Goal:
Wherever a line holds the string "Engineering", copy that line.

--- START Material for the task ---

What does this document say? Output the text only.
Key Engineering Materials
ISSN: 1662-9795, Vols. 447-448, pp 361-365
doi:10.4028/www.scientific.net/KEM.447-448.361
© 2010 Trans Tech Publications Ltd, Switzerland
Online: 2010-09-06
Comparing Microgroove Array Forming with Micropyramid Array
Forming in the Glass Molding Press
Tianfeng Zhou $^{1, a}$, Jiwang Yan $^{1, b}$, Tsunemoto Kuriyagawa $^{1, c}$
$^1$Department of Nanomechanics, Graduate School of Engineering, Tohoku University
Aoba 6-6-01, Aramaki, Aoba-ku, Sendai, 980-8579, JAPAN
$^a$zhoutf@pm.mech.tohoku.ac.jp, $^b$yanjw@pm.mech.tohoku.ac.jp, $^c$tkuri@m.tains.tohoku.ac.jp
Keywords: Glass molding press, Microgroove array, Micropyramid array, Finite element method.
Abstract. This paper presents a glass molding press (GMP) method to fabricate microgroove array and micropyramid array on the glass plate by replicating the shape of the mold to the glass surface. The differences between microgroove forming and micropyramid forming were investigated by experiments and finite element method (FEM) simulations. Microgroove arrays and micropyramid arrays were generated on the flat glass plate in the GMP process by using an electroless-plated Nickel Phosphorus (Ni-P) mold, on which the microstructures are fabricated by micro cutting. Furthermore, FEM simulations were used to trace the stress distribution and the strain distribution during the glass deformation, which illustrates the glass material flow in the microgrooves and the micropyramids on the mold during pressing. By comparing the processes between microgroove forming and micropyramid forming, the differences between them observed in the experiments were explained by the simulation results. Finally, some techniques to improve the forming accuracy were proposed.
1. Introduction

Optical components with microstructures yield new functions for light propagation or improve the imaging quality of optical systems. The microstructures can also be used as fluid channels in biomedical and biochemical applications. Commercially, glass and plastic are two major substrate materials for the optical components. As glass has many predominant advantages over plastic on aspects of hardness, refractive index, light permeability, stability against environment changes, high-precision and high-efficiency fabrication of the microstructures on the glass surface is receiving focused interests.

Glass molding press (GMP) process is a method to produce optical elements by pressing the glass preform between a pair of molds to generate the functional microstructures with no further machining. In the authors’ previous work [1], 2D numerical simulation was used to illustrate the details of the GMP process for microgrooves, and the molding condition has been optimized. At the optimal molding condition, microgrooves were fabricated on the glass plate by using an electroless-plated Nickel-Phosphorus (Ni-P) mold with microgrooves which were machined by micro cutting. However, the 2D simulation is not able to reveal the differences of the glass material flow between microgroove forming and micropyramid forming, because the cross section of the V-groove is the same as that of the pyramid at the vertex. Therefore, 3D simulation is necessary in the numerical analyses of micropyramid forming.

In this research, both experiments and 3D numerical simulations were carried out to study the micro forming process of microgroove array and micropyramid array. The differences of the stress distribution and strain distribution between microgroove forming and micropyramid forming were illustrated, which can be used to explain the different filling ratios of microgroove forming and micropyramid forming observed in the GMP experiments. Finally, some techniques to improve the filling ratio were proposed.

--- END Material for the task ---
--- START Material for the task ---

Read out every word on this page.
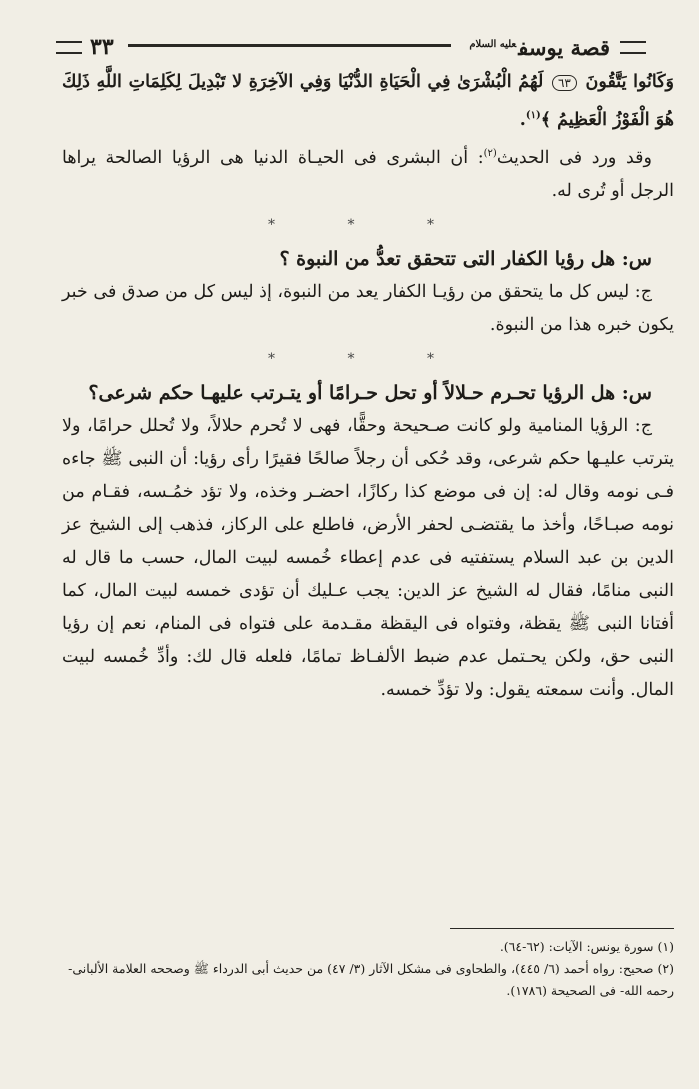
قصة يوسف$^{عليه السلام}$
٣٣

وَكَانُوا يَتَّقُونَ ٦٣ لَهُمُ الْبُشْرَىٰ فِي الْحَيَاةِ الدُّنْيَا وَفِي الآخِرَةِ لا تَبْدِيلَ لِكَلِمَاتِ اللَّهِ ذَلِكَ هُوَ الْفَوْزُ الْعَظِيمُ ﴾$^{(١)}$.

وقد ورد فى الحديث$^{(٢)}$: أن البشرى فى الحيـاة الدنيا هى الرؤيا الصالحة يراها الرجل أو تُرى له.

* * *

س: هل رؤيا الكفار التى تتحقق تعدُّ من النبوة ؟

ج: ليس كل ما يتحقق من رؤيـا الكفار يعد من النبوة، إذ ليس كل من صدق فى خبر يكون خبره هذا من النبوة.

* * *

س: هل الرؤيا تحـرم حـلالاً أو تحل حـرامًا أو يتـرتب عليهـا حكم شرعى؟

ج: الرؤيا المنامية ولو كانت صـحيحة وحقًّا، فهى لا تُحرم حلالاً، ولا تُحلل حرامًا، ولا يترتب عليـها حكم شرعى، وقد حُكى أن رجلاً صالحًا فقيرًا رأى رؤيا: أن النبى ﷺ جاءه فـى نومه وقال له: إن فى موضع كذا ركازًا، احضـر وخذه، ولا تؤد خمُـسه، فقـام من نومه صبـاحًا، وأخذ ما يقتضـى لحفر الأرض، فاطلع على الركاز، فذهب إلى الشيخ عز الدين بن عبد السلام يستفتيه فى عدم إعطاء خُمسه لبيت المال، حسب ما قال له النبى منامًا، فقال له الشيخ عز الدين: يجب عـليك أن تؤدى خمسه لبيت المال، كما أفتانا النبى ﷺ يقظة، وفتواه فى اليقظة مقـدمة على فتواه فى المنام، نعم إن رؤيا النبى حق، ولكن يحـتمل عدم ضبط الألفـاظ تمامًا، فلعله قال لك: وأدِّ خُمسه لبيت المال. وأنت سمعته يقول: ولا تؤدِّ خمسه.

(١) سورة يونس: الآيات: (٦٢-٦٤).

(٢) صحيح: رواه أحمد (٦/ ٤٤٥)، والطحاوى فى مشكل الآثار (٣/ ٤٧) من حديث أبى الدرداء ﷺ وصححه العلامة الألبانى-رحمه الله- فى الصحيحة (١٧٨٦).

--- END Material for the task ---
--- START Material for the task ---

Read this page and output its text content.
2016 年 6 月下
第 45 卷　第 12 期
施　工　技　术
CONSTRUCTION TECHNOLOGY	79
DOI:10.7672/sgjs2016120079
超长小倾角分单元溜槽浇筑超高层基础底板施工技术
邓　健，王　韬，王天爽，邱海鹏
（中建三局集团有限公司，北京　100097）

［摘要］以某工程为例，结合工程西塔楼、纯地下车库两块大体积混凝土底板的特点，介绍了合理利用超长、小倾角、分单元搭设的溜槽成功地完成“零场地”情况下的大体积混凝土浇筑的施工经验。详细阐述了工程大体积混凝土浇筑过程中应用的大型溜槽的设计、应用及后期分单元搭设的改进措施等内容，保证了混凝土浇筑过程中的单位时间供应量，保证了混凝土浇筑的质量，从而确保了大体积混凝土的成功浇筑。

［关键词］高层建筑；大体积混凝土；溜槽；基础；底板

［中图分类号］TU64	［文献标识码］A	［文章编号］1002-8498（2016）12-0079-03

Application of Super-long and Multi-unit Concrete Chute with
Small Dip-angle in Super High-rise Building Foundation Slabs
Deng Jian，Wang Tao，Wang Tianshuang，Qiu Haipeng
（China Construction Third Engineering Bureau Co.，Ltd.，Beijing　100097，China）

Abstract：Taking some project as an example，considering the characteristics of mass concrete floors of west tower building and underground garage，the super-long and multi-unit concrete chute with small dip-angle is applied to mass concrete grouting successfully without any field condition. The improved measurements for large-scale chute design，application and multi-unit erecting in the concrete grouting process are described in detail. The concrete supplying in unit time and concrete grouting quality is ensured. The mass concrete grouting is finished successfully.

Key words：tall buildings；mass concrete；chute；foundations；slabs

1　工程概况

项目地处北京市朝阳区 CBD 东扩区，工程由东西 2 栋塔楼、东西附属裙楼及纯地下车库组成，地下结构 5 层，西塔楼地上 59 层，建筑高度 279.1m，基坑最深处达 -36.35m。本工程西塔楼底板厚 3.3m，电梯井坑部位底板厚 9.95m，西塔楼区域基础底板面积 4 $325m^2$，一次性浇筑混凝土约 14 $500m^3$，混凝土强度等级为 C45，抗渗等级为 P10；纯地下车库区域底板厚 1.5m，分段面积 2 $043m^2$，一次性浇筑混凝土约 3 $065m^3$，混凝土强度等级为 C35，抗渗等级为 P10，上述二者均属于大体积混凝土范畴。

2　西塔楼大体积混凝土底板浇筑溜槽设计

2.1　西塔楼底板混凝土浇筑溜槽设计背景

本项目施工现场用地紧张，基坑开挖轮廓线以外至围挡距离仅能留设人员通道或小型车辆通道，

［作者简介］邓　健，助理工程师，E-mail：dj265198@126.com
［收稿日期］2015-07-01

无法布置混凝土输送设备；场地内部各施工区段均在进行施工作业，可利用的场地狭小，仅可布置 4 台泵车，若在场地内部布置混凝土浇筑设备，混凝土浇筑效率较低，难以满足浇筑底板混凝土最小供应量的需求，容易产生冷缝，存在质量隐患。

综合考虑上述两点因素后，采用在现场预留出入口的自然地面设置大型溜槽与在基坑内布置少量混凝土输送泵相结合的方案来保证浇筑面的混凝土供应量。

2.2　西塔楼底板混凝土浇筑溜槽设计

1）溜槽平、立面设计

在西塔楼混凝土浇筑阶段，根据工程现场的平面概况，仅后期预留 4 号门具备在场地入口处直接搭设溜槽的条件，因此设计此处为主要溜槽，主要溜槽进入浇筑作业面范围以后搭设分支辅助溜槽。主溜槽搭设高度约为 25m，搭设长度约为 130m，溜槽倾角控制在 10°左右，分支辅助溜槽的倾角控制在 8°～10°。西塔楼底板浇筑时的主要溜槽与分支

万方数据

--- END Material for the task ---

Response:
Key Engineering Materials
$^1$Department of Nanomechanics, Graduate School of Engineering, Tohoku University
（China Construction Third Engineering Bureau Co.，Ltd.，Beijing　100097，China）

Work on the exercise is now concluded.